ROWS
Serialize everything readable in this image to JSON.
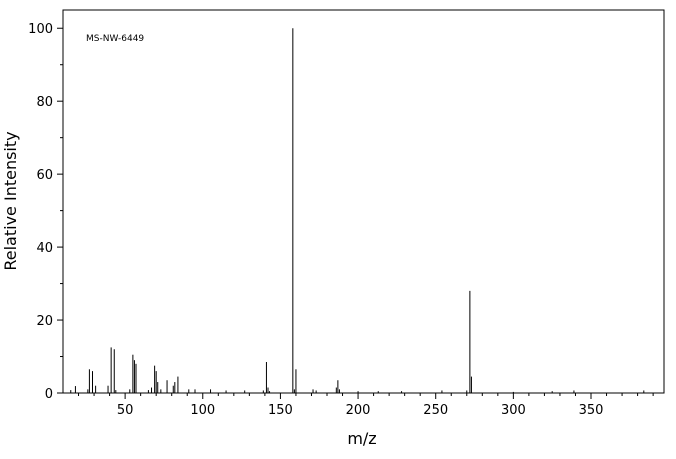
{
  "chart_data": {
    "type": "bar",
    "annotation": "MS-NW-6449",
    "xlabel": "m/z",
    "ylabel": "Relative Intensity",
    "x": [
      15,
      18,
      26,
      27,
      29,
      31,
      39,
      41,
      43,
      44,
      53,
      55,
      56,
      57,
      65,
      67,
      69,
      70,
      71,
      73,
      77,
      81,
      82,
      84,
      91,
      95,
      105,
      115,
      127,
      139,
      141,
      142,
      143,
      158,
      159,
      160,
      171,
      173,
      186,
      187,
      188,
      200,
      213,
      228,
      254,
      270,
      272,
      273,
      300,
      325,
      339,
      384
    ],
    "values": [
      0.8,
      1.9,
      1,
      6.5,
      6,
      2,
      2,
      12.5,
      12,
      0.8,
      1,
      10.5,
      9,
      8,
      0.8,
      1.5,
      7.5,
      6,
      3,
      1,
      3.5,
      2,
      3,
      4.5,
      1,
      1,
      1,
      0.7,
      0.7,
      0.7,
      8.5,
      1.5,
      0.5,
      100,
      1,
      6.5,
      1,
      0.7,
      1.5,
      3.5,
      1,
      0.5,
      0.5,
      0.5,
      0.7,
      0.7,
      28,
      4.5,
      0.3,
      0.5,
      0.7,
      0.7
    ],
    "color": "#000000",
    "xlim": [
      10,
      397
    ],
    "ylim": [
      0,
      105
    ],
    "xticks": [
      50,
      100,
      150,
      200,
      250,
      300,
      350
    ],
    "yticks": [
      0,
      20,
      40,
      60,
      80,
      100
    ],
    "xminorticks": [
      20,
      30,
      40,
      60,
      70,
      80,
      90,
      110,
      120,
      130,
      140,
      160,
      170,
      180,
      190,
      210,
      220,
      230,
      240,
      260,
      270,
      280,
      290,
      310,
      320,
      330,
      340,
      360,
      370,
      380,
      390
    ],
    "yminorticks": [
      10,
      30,
      50,
      70,
      90
    ]
  }
}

YOUR GOAL
Each entry must be retyped word for word, with every image omitted.

TASK ANSWER
Serialize everything readable in this image to JSON.
{
  "chart_data": {
    "type": "bar",
    "annotation": "MS-NW-6449",
    "xlabel": "m/z",
    "ylabel": "Relative Intensity",
    "x": [
      15,
      18,
      26,
      27,
      29,
      31,
      39,
      41,
      43,
      44,
      53,
      55,
      56,
      57,
      65,
      67,
      69,
      70,
      71,
      73,
      77,
      81,
      82,
      84,
      91,
      95,
      105,
      115,
      127,
      139,
      141,
      142,
      143,
      158,
      159,
      160,
      171,
      173,
      186,
      187,
      188,
      200,
      213,
      228,
      254,
      270,
      272,
      273,
      300,
      325,
      339,
      384
    ],
    "values": [
      0.8,
      1.9,
      1,
      6.5,
      6,
      2,
      2,
      12.5,
      12,
      0.8,
      1,
      10.5,
      9,
      8,
      0.8,
      1.5,
      7.5,
      6,
      3,
      1,
      3.5,
      2,
      3,
      4.5,
      1,
      1,
      1,
      0.7,
      0.7,
      0.7,
      8.5,
      1.5,
      0.5,
      100,
      1,
      6.5,
      1,
      0.7,
      1.5,
      3.5,
      1,
      0.5,
      0.5,
      0.5,
      0.7,
      0.7,
      28,
      4.5,
      0.3,
      0.5,
      0.7,
      0.7
    ],
    "color": "#000000",
    "xlim": [
      10,
      397
    ],
    "ylim": [
      0,
      105
    ],
    "xticks": [
      50,
      100,
      150,
      200,
      250,
      300,
      350
    ],
    "yticks": [
      0,
      20,
      40,
      60,
      80,
      100
    ],
    "xminorticks": [
      20,
      30,
      40,
      60,
      70,
      80,
      90,
      110,
      120,
      130,
      140,
      160,
      170,
      180,
      190,
      210,
      220,
      230,
      240,
      260,
      270,
      280,
      290,
      310,
      320,
      330,
      340,
      360,
      370,
      380,
      390
    ],
    "yminorticks": [
      10,
      30,
      50,
      70,
      90
    ]
  }
}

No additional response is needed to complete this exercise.